What you have to do => Check each line for the word "title" and give how many have it. Say nothing else.

Records for the task =>
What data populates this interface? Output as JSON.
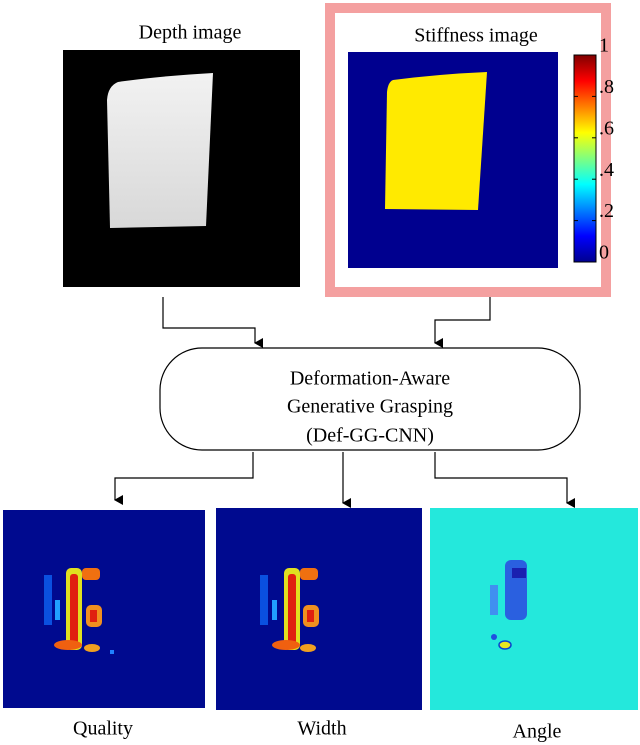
{
  "depth_image": {
    "title": "Depth image"
  },
  "stiffness_image": {
    "title": "Stiffness image",
    "colorbar": {
      "ticks": [
        0,
        {
          "value": 0.2,
          "label": ".2"
        },
        {
          "value": 0.4,
          "label": ".4"
        },
        {
          "value": 0.6,
          "label": ".6"
        },
        {
          "value": 0.8,
          "label": ".8"
        },
        1
      ]
    }
  },
  "model": {
    "lines": [
      "Deformation-Aware",
      "Generative Grasping",
      "(Def-GG-CNN)"
    ]
  },
  "outputs": [
    {
      "label": "Quality"
    },
    {
      "label": "Width"
    },
    {
      "label": "Angle"
    }
  ]
}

Task response => 2